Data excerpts
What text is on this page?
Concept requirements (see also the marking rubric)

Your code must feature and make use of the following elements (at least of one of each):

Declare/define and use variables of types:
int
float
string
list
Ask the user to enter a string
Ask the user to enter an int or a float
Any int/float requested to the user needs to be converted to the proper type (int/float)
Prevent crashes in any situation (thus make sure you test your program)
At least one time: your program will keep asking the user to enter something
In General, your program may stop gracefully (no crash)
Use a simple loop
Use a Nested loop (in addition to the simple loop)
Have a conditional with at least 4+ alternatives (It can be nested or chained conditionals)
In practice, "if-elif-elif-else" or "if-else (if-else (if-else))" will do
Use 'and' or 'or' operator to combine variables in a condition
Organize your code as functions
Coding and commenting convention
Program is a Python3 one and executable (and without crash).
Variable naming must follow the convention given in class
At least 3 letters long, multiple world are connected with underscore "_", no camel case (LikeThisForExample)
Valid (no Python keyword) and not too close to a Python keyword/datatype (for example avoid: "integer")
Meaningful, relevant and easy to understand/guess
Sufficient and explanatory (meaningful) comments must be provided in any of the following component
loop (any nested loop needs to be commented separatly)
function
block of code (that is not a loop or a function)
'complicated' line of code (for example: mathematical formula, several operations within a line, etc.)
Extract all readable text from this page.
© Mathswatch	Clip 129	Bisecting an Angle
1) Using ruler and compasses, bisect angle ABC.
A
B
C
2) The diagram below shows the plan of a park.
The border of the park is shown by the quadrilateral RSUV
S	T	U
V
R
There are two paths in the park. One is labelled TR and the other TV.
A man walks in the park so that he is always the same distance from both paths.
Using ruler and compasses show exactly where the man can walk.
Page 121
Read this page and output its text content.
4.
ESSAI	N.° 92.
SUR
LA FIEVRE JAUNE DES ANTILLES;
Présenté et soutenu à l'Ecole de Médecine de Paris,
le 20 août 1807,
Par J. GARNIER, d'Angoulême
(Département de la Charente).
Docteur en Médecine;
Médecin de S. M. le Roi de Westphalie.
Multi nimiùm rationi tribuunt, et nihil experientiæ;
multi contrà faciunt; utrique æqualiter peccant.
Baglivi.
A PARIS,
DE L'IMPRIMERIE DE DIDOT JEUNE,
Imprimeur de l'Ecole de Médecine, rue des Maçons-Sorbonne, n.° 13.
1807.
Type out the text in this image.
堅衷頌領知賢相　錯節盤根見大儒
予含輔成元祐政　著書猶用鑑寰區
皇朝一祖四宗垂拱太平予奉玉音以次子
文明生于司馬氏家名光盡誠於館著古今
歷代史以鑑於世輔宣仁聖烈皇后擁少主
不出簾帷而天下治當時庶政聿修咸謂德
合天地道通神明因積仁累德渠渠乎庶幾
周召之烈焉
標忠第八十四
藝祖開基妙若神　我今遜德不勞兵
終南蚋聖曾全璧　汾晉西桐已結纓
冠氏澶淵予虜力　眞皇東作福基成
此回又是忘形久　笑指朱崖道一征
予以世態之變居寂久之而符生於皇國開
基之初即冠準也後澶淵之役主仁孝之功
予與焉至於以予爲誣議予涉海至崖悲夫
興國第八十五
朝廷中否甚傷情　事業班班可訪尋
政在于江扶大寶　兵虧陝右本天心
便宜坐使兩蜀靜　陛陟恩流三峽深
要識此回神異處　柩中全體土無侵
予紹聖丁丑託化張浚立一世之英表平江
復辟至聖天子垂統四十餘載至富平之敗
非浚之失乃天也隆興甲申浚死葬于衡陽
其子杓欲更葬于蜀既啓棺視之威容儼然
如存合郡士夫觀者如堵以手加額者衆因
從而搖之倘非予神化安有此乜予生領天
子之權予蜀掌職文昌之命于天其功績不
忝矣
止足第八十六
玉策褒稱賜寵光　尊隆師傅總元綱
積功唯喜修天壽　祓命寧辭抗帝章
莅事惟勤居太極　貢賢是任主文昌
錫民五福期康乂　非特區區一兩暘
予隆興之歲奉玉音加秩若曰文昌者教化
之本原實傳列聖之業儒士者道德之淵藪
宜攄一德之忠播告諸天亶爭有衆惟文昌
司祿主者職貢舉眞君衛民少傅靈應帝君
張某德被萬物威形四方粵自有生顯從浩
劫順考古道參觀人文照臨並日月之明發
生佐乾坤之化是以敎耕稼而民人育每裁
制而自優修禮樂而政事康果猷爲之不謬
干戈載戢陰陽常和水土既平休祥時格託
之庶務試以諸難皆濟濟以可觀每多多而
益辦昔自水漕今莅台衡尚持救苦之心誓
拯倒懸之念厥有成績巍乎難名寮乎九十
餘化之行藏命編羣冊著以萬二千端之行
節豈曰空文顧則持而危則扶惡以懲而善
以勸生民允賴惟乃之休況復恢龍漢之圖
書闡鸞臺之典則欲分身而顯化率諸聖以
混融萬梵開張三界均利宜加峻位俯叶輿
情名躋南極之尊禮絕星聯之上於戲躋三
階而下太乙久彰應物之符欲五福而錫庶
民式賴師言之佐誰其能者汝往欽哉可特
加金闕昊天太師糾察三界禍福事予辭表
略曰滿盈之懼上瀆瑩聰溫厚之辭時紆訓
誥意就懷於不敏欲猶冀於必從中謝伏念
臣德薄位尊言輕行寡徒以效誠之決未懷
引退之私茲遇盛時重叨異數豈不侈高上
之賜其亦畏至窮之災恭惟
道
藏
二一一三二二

__What you need to do__:
Using the material above, print every entry exactly as written.

__Result below__:
What text is on this page?
Concept requirements (see also the marking rubric)

Your code must feature and make use of the following elements (at least of one of each):

Declare/define and use variables of types:
int
float
string
list
Ask the user to enter a string
Ask the user to enter an int or a float
Any int/float requested to the user needs to be converted to the proper type (int/float)
Prevent crashes in any situation (thus make sure you test your program)
At least one time: your program will keep asking the user to enter something
In General, your program may stop gracefully (no crash)
Use a simple loop
Use a Nested loop (in addition to the simple loop)
Have a conditional with at least 4+ alternatives (It can be nested or chained conditionals)
In practice, "if-elif-elif-else" or "if-else (if-else (if-else))" will do
Use 'and' or 'or' operator to combine variables in a condition
Organize your code as functions
Coding and commenting convention
Program is a Python3 one and executable (and without crash).
Variable naming must follow the convention given in class
At least 3 letters long, multiple world are connected with underscore "_", no camel case (LikeThisForExample)
Valid (no Python keyword) and not too close to a Python keyword/datatype (for example avoid: "integer")
Meaningful, relevant and easy to understand/guess
Sufficient and explanatory (meaningful) comments must be provided in any of the following component
loop (any nested loop needs to be commented separatly)
function
block of code (that is not a loop or a function)
'complicated' line of code (for example: mathematical formula, several operations within a line, etc.)
Extract all readable text from this page.
© Mathswatch	Clip 129	Bisecting an Angle
1) Using ruler and compasses, bisect angle ABC.
A
B
C
2) The diagram below shows the plan of a park.
The border of the park is shown by the quadrilateral RSUV
S	T	U
V
R
There are two paths in the park. One is labelled TR and the other TV.
A man walks in the park so that he is always the same distance from both paths.
Using ruler and compasses show exactly where the man can walk.
Page 121
Read this page and output its text content.
4.
ESSAI	N.° 92.
SUR
LA FIEVRE JAUNE DES ANTILLES;
Présenté et soutenu à l'Ecole de Médecine de Paris,
le 20 août 1807,
Par J. GARNIER, d'Angoulême
(Département de la Charente).
Docteur en Médecine;
Médecin de S. M. le Roi de Westphalie.
Multi nimiùm rationi tribuunt, et nihil experientiæ;
multi contrà faciunt; utrique æqualiter peccant.
Baglivi.
A PARIS,
DE L'IMPRIMERIE DE DIDOT JEUNE,
Imprimeur de l'Ecole de Médecine, rue des Maçons-Sorbonne, n.° 13.
1807.
Type out the text in this image.
堅衷頌領知賢相　錯節盤根見大儒
予含輔成元祐政　著書猶用鑑寰區
皇朝一祖四宗垂拱太平予奉玉音以次子
文明生于司馬氏家名光盡誠於館著古今
歷代史以鑑於世輔宣仁聖烈皇后擁少主
不出簾帷而天下治當時庶政聿修咸謂德
合天地道通神明因積仁累德渠渠乎庶幾
周召之烈焉
標忠第八十四
藝祖開基妙若神　我今遜德不勞兵
終南蚋聖曾全璧　汾晉西桐已結纓
冠氏澶淵予虜力　眞皇東作福基成
此回又是忘形久　笑指朱崖道一征
予以世態之變居寂久之而符生於皇國開
基之初即冠準也後澶淵之役主仁孝之功
予與焉至於以予爲誣議予涉海至崖悲夫
興國第八十五
朝廷中否甚傷情　事業班班可訪尋
政在于江扶大寶　兵虧陝右本天心
便宜坐使兩蜀靜　陛陟恩流三峽深
要識此回神異處　柩中全體土無侵
予紹聖丁丑託化張浚立一世之英表平江
復辟至聖天子垂統四十餘載至富平之敗
非浚之失乃天也隆興甲申浚死葬于衡陽
其子杓欲更葬于蜀既啓棺視之威容儼然
如存合郡士夫觀者如堵以手加額者衆因
從而搖之倘非予神化安有此乜予生領天
子之權予蜀掌職文昌之命于天其功績不
忝矣
止足第八十六
玉策褒稱賜寵光　尊隆師傅總元綱
積功唯喜修天壽　祓命寧辭抗帝章
莅事惟勤居太極　貢賢是任主文昌
錫民五福期康乂　非特區區一兩暘
予隆興之歲奉玉音加秩若曰文昌者教化
之本原實傳列聖之業儒士者道德之淵藪
宜攄一德之忠播告諸天亶爭有衆惟文昌
司祿主者職貢舉眞君衛民少傅靈應帝君
張某德被萬物威形四方粵自有生顯從浩
劫順考古道參觀人文照臨並日月之明發
生佐乾坤之化是以敎耕稼而民人育每裁
制而自優修禮樂而政事康果猷爲之不謬
干戈載戢陰陽常和水土既平休祥時格託
之庶務試以諸難皆濟濟以可觀每多多而
益辦昔自水漕今莅台衡尚持救苦之心誓
拯倒懸之念厥有成績巍乎難名寮乎九十
餘化之行藏命編羣冊著以萬二千端之行
節豈曰空文顧則持而危則扶惡以懲而善
以勸生民允賴惟乃之休況復恢龍漢之圖
書闡鸞臺之典則欲分身而顯化率諸聖以
混融萬梵開張三界均利宜加峻位俯叶輿
情名躋南極之尊禮絕星聯之上於戲躋三
階而下太乙久彰應物之符欲五福而錫庶
民式賴師言之佐誰其能者汝往欽哉可特
加金闕昊天太師糾察三界禍福事予辭表
略曰滿盈之懼上瀆瑩聰溫厚之辭時紆訓
誥意就懷於不敏欲猶冀於必從中謝伏念
臣德薄位尊言輕行寡徒以效誠之決未懷
引退之私茲遇盛時重叨異數豈不侈高上
之賜其亦畏至窮之災恭惟
道
藏
二一一三二二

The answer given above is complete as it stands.